WHAT THE EXERCISE ASKS »
Return the material word for word. Do not include the pictures.

INPUT FOR THIS TASK »
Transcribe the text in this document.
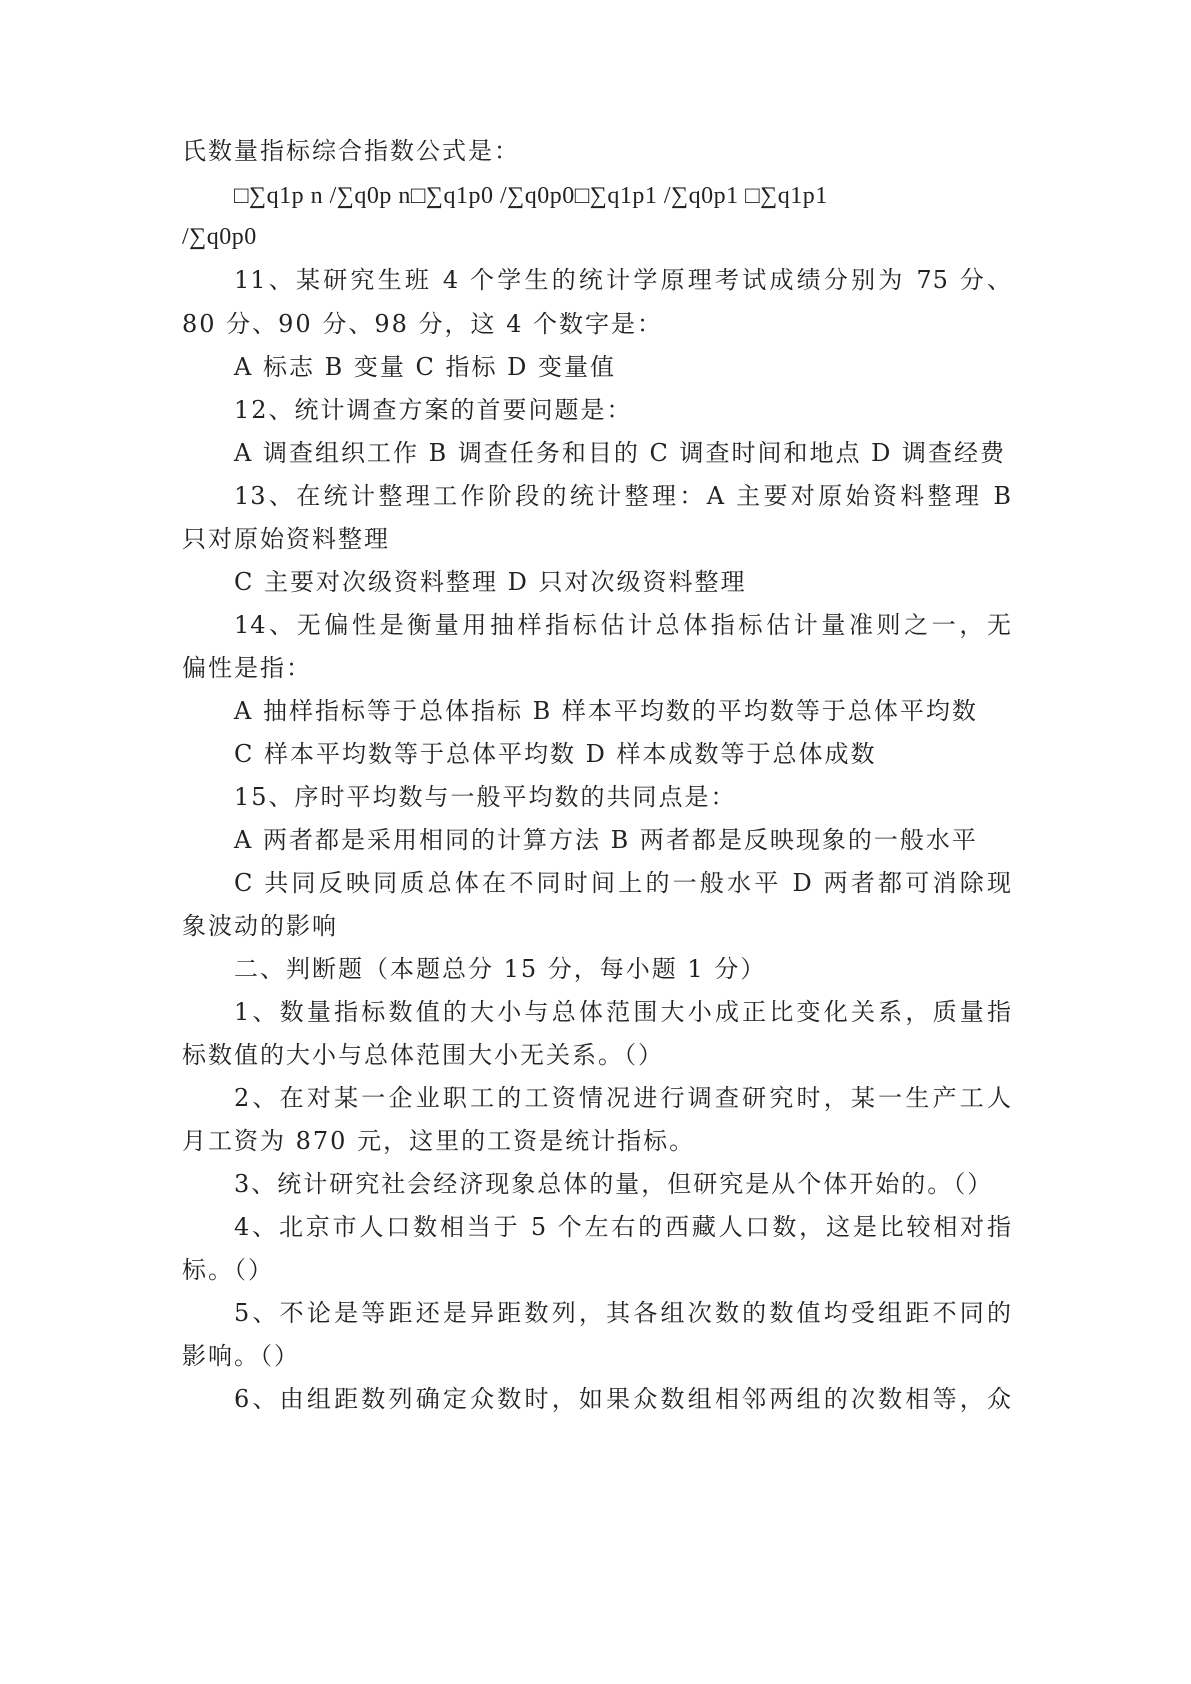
氏数量指标综合指数公式是：
□∑q1p n /∑q0p n□∑q1p0 /∑q0p0□∑q1p1 /∑q0p1 □∑q1p1
/∑q0p0
11、某研究生班 4 个学生的统计学原理考试成绩分别为 75 分、
80 分、90 分、98 分，这 4 个数字是：
A 标志 B 变量 C 指标 D 变量值
12、统计调查方案的首要问题是：
A 调查组织工作 B 调查任务和目的 C 调查时间和地点 D 调查经费
13、在统计整理工作阶段的统计整理：A 主要对原始资料整理 B
只对原始资料整理
C 主要对次级资料整理 D 只对次级资料整理
14、无偏性是衡量用抽样指标估计总体指标估计量准则之一，无
偏性是指：
A 抽样指标等于总体指标 B 样本平均数的平均数等于总体平均数
C 样本平均数等于总体平均数 D 样本成数等于总体成数
15、序时平均数与一般平均数的共同点是：
A 两者都是采用相同的计算方法 B 两者都是反映现象的一般水平
C 共同反映同质总体在不同时间上的一般水平 D 两者都可消除现
象波动的影响
二、判断题（本题总分 15 分，每小题 1 分）
1、数量指标数值的大小与总体范围大小成正比变化关系，质量指
标数值的大小与总体范围大小无关系。（）
2、在对某一企业职工的工资情况进行调查研究时，某一生产工人
月工资为 870 元，这里的工资是统计指标。
3、统计研究社会经济现象总体的量，但研究是从个体开始的。（）
4、北京市人口数相当于 5 个左右的西藏人口数，这是比较相对指
标。（）
5、不论是等距还是异距数列，其各组次数的数值均受组距不同的
影响。（）
6、由组距数列确定众数时，如果众数组相邻两组的次数相等，众
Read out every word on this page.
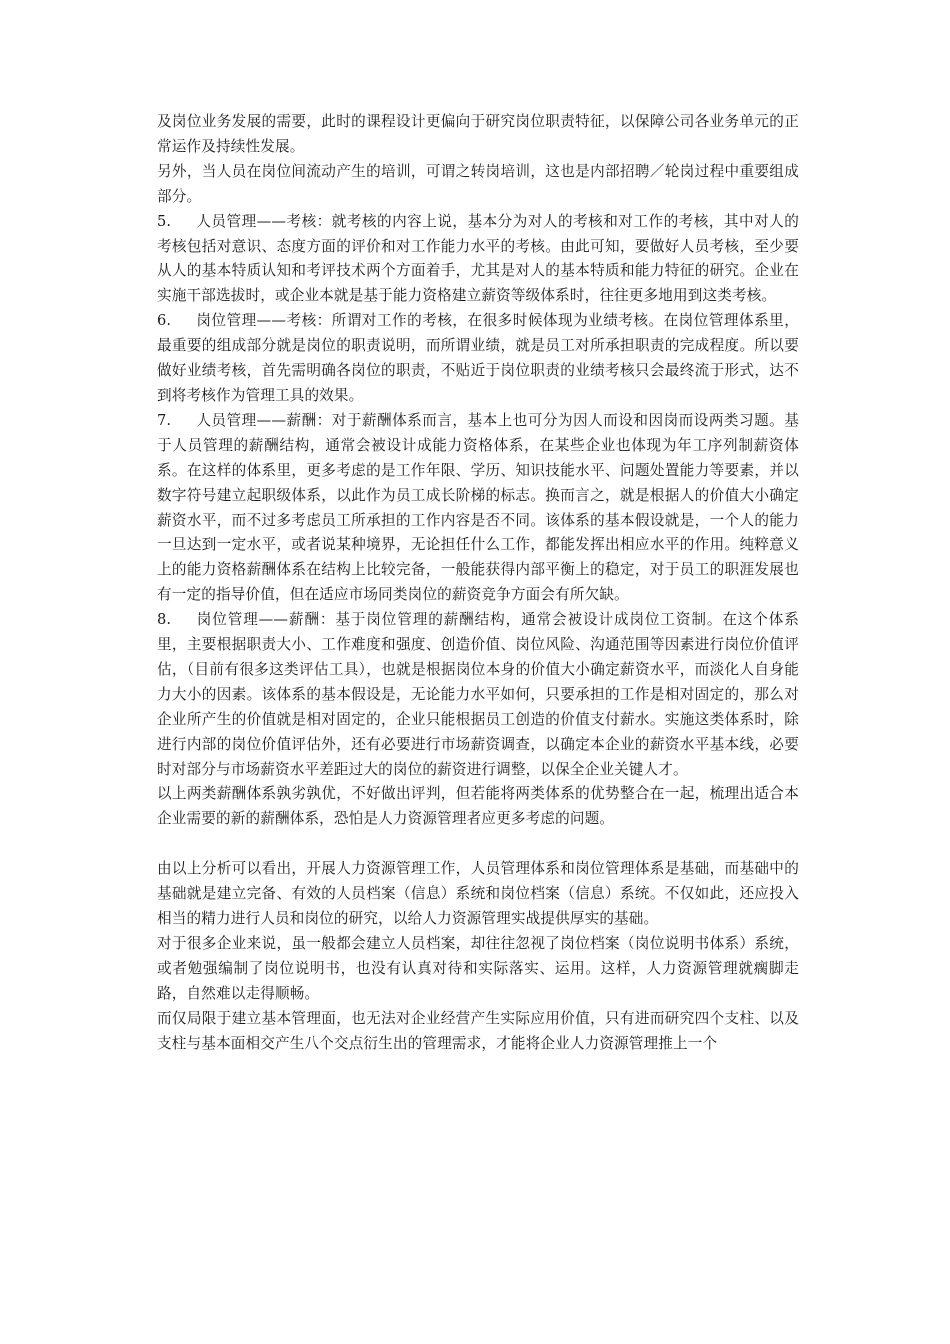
及岗位业务发展的需要，此时的课程设计更偏向于研究岗位职责特征，以保障公司各业务单元的正常运作及持续性发展。

另外，当人员在岗位间流动产生的培训，可谓之转岗培训，这也是内部招聘／轮岗过程中重要组成部分。

5. 人员管理——考核：就考核的内容上说，基本分为对人的考核和对工作的考核，其中对人的考核包括对意识、态度方面的评价和对工作能力水平的考核。由此可知，要做好人员考核，至少要从人的基本特质认知和考评技术两个方面着手，尤其是对人的基本特质和能力特征的研究。企业在实施干部选拔时，或企业本就是基于能力资格建立薪资等级体系时，往往更多地用到这类考核。

6. 岗位管理——考核：所谓对工作的考核，在很多时候体现为业绩考核。在岗位管理体系里，最重要的组成部分就是岗位的职责说明，而所谓业绩，就是员工对所承担职责的完成程度。所以要做好业绩考核，首先需明确各岗位的职责，不贴近于岗位职责的业绩考核只会最终流于形式，达不到将考核作为管理工具的效果。

7. 人员管理——薪酬：对于薪酬体系而言，基本上也可分为因人而设和因岗而设两类习题。基于人员管理的薪酬结构，通常会被设计成能力资格体系，在某些企业也体现为年工序列制薪资体系。在这样的体系里，更多考虑的是工作年限、学历、知识技能水平、问题处置能力等要素，并以数字符号建立起职级体系，以此作为员工成长阶梯的标志。换而言之，就是根据人的价值大小确定薪资水平，而不过多考虑员工所承担的工作内容是否不同。该体系的基本假设就是，一个人的能力一旦达到一定水平，或者说某种境界，无论担任什么工作，都能发挥出相应水平的作用。纯粹意义上的能力资格薪酬体系在结构上比较完备，一般能获得内部平衡上的稳定，对于员工的职涯发展也有一定的指导价值，但在适应市场同类岗位的薪资竞争方面会有所欠缺。

8. 岗位管理——薪酬：基于岗位管理的薪酬结构，通常会被设计成岗位工资制。在这个体系里，主要根据职责大小、工作难度和强度、创造价值、岗位风险、沟通范围等因素进行岗位价值评估，（目前有很多这类评估工具），也就是根据岗位本身的价值大小确定薪资水平，而淡化人自身能力大小的因素。该体系的基本假设是，无论能力水平如何，只要承担的工作是相对固定的，那么对企业所产生的价值就是相对固定的，企业只能根据员工创造的价值支付薪水。实施这类体系时，除进行内部的岗位价值评估外，还有必要进行市场薪资调查，以确定本企业的薪资水平基本线，必要时对部分与市场薪资水平差距过大的岗位的薪资进行调整，以保全企业关键人才。

以上两类薪酬体系孰劣孰优，不好做出评判，但若能将两类体系的优势整合在一起，梳理出适合本企业需要的新的薪酬体系，恐怕是人力资源管理者应更多考虑的问题。

由以上分析可以看出，开展人力资源管理工作，人员管理体系和岗位管理体系是基础，而基础中的基础就是建立完备、有效的人员档案（信息）系统和岗位档案（信息）系统。不仅如此，还应投入相当的精力进行人员和岗位的研究，以给人力资源管理实战提供厚实的基础。

对于很多企业来说，虽一般都会建立人员档案，却往往忽视了岗位档案（岗位说明书体系）系统，或者勉强编制了岗位说明书，也没有认真对待和实际落实、运用。这样，人力资源管理就瘸脚走路，自然难以走得顺畅。

而仅局限于建立基本管理面，也无法对企业经营产生实际应用价值，只有进而研究四个支柱、以及支柱与基本面相交产生八个交点衍生出的管理需求，才能将企业人力资源管理推上一个
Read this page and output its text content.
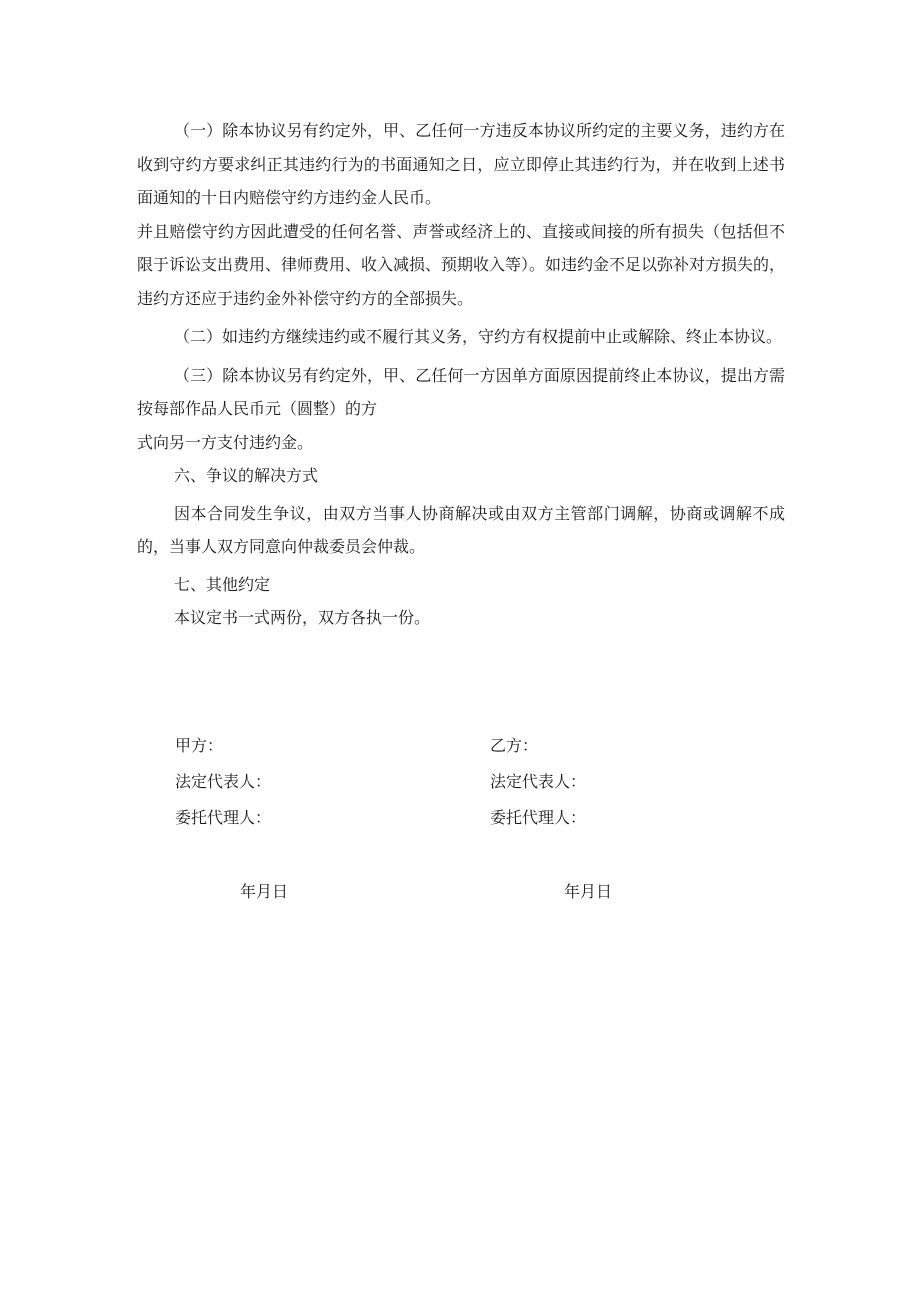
（一）除本协议另有约定外，甲、乙任何一方违反本协议所约定的主要义务，违约方在收到守约方要求纠正其违约行为的书面通知之日，应立即停止其违约行为，并在收到上述书面通知的十日内赔偿守约方违约金人民币。

并且赔偿守约方因此遭受的任何名誉、声誉或经济上的、直接或间接的所有损失（包括但不限于诉讼支出费用、律师费用、收入减损、预期收入等）。如违约金不足以弥补对方损失的，违约方还应于违约金外补偿守约方的全部损失。

（二）如违约方继续违约或不履行其义务，守约方有权提前中止或解除、终止本协议。

（三）除本协议另有约定外，甲、乙任何一方因单方面原因提前终止本协议，提出方需按每部作品人民币元（圆整）的方

式向另一方支付违约金。

六、争议的解决方式

因本合同发生争议，由双方当事人协商解决或由双方主管部门调解，协商或调解不成的，当事人双方同意向仲裁委员会仲裁。

七、其他约定

本议定书一式两份，双方各执一份。

甲方：

法定代表人：

委托代理人：

乙方：

法定代表人：

委托代理人：

年月日	年月日
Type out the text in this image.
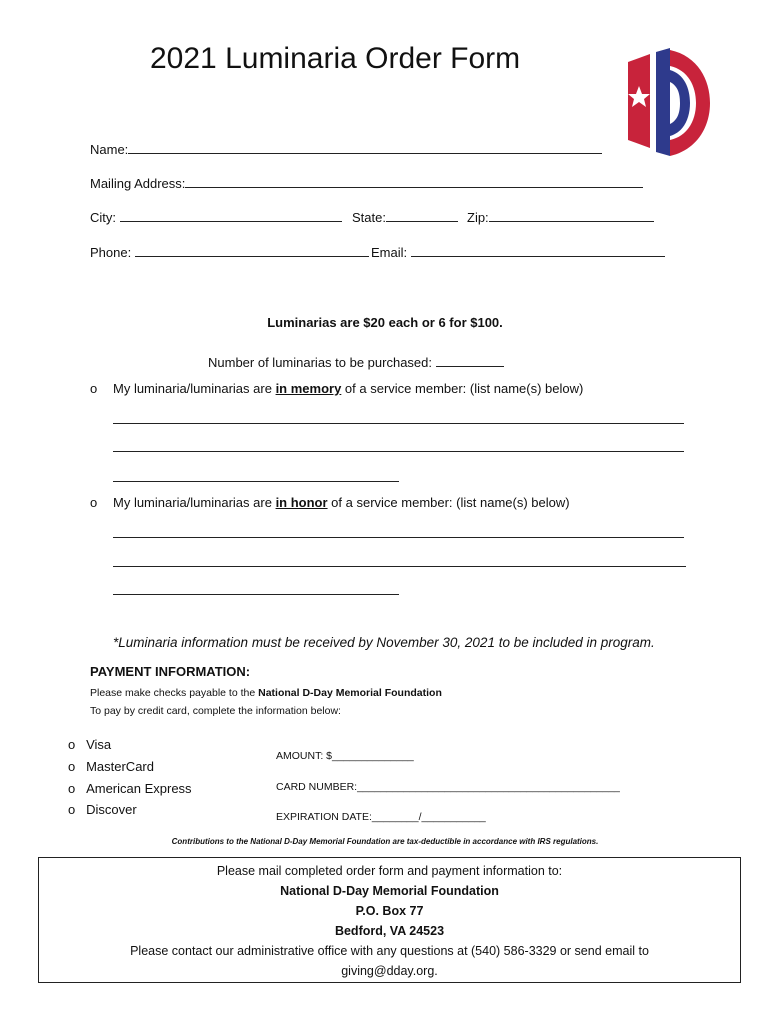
2021 Luminaria Order Form
Name:
Mailing Address:
City:	State:	Zip:
Phone:	Email:
Luminarias are $20 each or 6 for $100.
Number of luminarias to be purchased:
o My luminaria/luminarias are in memory of a service member: (list name(s) below)
o My luminaria/luminarias are in honor of a service member: (list name(s) below)
*Luminaria information must be received by November 30, 2021 to be included in program.
PAYMENT INFORMATION:
Please make checks payable to the National D-Day Memorial Foundation
To pay by credit card, complete the information below:
o Visa
o MasterCard
o American Express
o Discover
AMOUNT: $______________
CARD NUMBER:_____________________________________________
EXPIRATION DATE:________/___________
Contributions to the National D-Day Memorial Foundation are tax-deductible in accordance with IRS regulations.
Please mail completed order form and payment information to:
National D-Day Memorial Foundation
P.O. Box 77
Bedford, VA 24523
Please contact our administrative office with any questions at (540) 586-3329 or send email to
giving@dday.org.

EXERCISE RESPONSE »
Transcribe the text in this document.
氏数量指标综合指数公式是：
□∑q1p n /∑q0p n□∑q1p0 /∑q0p0□∑q1p1 /∑q0p1 □∑q1p1
/∑q0p0
11、某研究生班 4 个学生的统计学原理考试成绩分别为 75 分、
80 分、90 分、98 分，这 4 个数字是：
A 标志 B 变量 C 指标 D 变量值
12、统计调查方案的首要问题是：
A 调查组织工作 B 调查任务和目的 C 调查时间和地点 D 调查经费
13、在统计整理工作阶段的统计整理：A 主要对原始资料整理 B
只对原始资料整理
C 主要对次级资料整理 D 只对次级资料整理
14、无偏性是衡量用抽样指标估计总体指标估计量准则之一，无
偏性是指：
A 抽样指标等于总体指标 B 样本平均数的平均数等于总体平均数
C 样本平均数等于总体平均数 D 样本成数等于总体成数
15、序时平均数与一般平均数的共同点是：
A 两者都是采用相同的计算方法 B 两者都是反映现象的一般水平
C 共同反映同质总体在不同时间上的一般水平 D 两者都可消除现
象波动的影响
二、判断题（本题总分 15 分，每小题 1 分）
1、数量指标数值的大小与总体范围大小成正比变化关系，质量指
标数值的大小与总体范围大小无关系。（）
2、在对某一企业职工的工资情况进行调查研究时，某一生产工人
月工资为 870 元，这里的工资是统计指标。
3、统计研究社会经济现象总体的量，但研究是从个体开始的。（）
4、北京市人口数相当于 5 个左右的西藏人口数，这是比较相对指
标。（）
5、不论是等距还是异距数列，其各组次数的数值均受组距不同的
影响。（）
6、由组距数列确定众数时，如果众数组相邻两组的次数相等，众
Read out every word on this page.
及岗位业务发展的需要，此时的课程设计更偏向于研究岗位职责特征，以保障公司各业务单元的正常运作及持续性发展。

另外，当人员在岗位间流动产生的培训，可谓之转岗培训，这也是内部招聘／轮岗过程中重要组成部分。

5. 人员管理——考核：就考核的内容上说，基本分为对人的考核和对工作的考核，其中对人的考核包括对意识、态度方面的评价和对工作能力水平的考核。由此可知，要做好人员考核，至少要从人的基本特质认知和考评技术两个方面着手，尤其是对人的基本特质和能力特征的研究。企业在实施干部选拔时，或企业本就是基于能力资格建立薪资等级体系时，往往更多地用到这类考核。

6. 岗位管理——考核：所谓对工作的考核，在很多时候体现为业绩考核。在岗位管理体系里，最重要的组成部分就是岗位的职责说明，而所谓业绩，就是员工对所承担职责的完成程度。所以要做好业绩考核，首先需明确各岗位的职责，不贴近于岗位职责的业绩考核只会最终流于形式，达不到将考核作为管理工具的效果。

7. 人员管理——薪酬：对于薪酬体系而言，基本上也可分为因人而设和因岗而设两类习题。基于人员管理的薪酬结构，通常会被设计成能力资格体系，在某些企业也体现为年工序列制薪资体系。在这样的体系里，更多考虑的是工作年限、学历、知识技能水平、问题处置能力等要素，并以数字符号建立起职级体系，以此作为员工成长阶梯的标志。换而言之，就是根据人的价值大小确定薪资水平，而不过多考虑员工所承担的工作内容是否不同。该体系的基本假设就是，一个人的能力一旦达到一定水平，或者说某种境界，无论担任什么工作，都能发挥出相应水平的作用。纯粹意义上的能力资格薪酬体系在结构上比较完备，一般能获得内部平衡上的稳定，对于员工的职涯发展也有一定的指导价值，但在适应市场同类岗位的薪资竞争方面会有所欠缺。

8. 岗位管理——薪酬：基于岗位管理的薪酬结构，通常会被设计成岗位工资制。在这个体系里，主要根据职责大小、工作难度和强度、创造价值、岗位风险、沟通范围等因素进行岗位价值评估，（目前有很多这类评估工具），也就是根据岗位本身的价值大小确定薪资水平，而淡化人自身能力大小的因素。该体系的基本假设是，无论能力水平如何，只要承担的工作是相对固定的，那么对企业所产生的价值就是相对固定的，企业只能根据员工创造的价值支付薪水。实施这类体系时，除进行内部的岗位价值评估外，还有必要进行市场薪资调查，以确定本企业的薪资水平基本线，必要时对部分与市场薪资水平差距过大的岗位的薪资进行调整，以保全企业关键人才。

以上两类薪酬体系孰劣孰优，不好做出评判，但若能将两类体系的优势整合在一起，梳理出适合本企业需要的新的薪酬体系，恐怕是人力资源管理者应更多考虑的问题。

由以上分析可以看出，开展人力资源管理工作，人员管理体系和岗位管理体系是基础，而基础中的基础就是建立完备、有效的人员档案（信息）系统和岗位档案（信息）系统。不仅如此，还应投入相当的精力进行人员和岗位的研究，以给人力资源管理实战提供厚实的基础。

对于很多企业来说，虽一般都会建立人员档案，却往往忽视了岗位档案（岗位说明书体系）系统，或者勉强编制了岗位说明书，也没有认真对待和实际落实、运用。这样，人力资源管理就瘸脚走路，自然难以走得顺畅。

而仅局限于建立基本管理面，也无法对企业经营产生实际应用价值，只有进而研究四个支柱、以及支柱与基本面相交产生八个交点衍生出的管理需求，才能将企业人力资源管理推上一个
Read this page and output its text content.
（一）除本协议另有约定外，甲、乙任何一方违反本协议所约定的主要义务，违约方在收到守约方要求纠正其违约行为的书面通知之日，应立即停止其违约行为，并在收到上述书面通知的十日内赔偿守约方违约金人民币。

并且赔偿守约方因此遭受的任何名誉、声誉或经济上的、直接或间接的所有损失（包括但不限于诉讼支出费用、律师费用、收入减损、预期收入等）。如违约金不足以弥补对方损失的，违约方还应于违约金外补偿守约方的全部损失。

（二）如违约方继续违约或不履行其义务，守约方有权提前中止或解除、终止本协议。

（三）除本协议另有约定外，甲、乙任何一方因单方面原因提前终止本协议，提出方需按每部作品人民币元（圆整）的方

式向另一方支付违约金。

六、争议的解决方式

因本合同发生争议，由双方当事人协商解决或由双方主管部门调解，协商或调解不成的，当事人双方同意向仲裁委员会仲裁。

七、其他约定

本议定书一式两份，双方各执一份。

甲方：

法定代表人：

委托代理人：

乙方：

法定代表人：

委托代理人：

年月日	年月日
Type out the text in this image.
2021 Luminaria Order Form
Name:
Mailing Address:
City:	State:	Zip:
Phone:	Email:
Luminarias are $20 each or 6 for $100.
Number of luminarias to be purchased:
o My luminaria/luminarias are in memory of a service member: (list name(s) below)
o My luminaria/luminarias are in honor of a service member: (list name(s) below)
*Luminaria information must be received by November 30, 2021 to be included in program.
PAYMENT INFORMATION:
Please make checks payable to the National D-Day Memorial Foundation
To pay by credit card, complete the information below:
o Visa
o MasterCard
o American Express
o Discover
AMOUNT: $______________
CARD NUMBER:_____________________________________________
EXPIRATION DATE:________/___________
Contributions to the National D-Day Memorial Foundation are tax-deductible in accordance with IRS regulations.
Please mail completed order form and payment information to:
National D-Day Memorial Foundation
P.O. Box 77
Bedford, VA 24523
Please contact our administrative office with any questions at (540) 586-3329 or send email to
giving@dday.org.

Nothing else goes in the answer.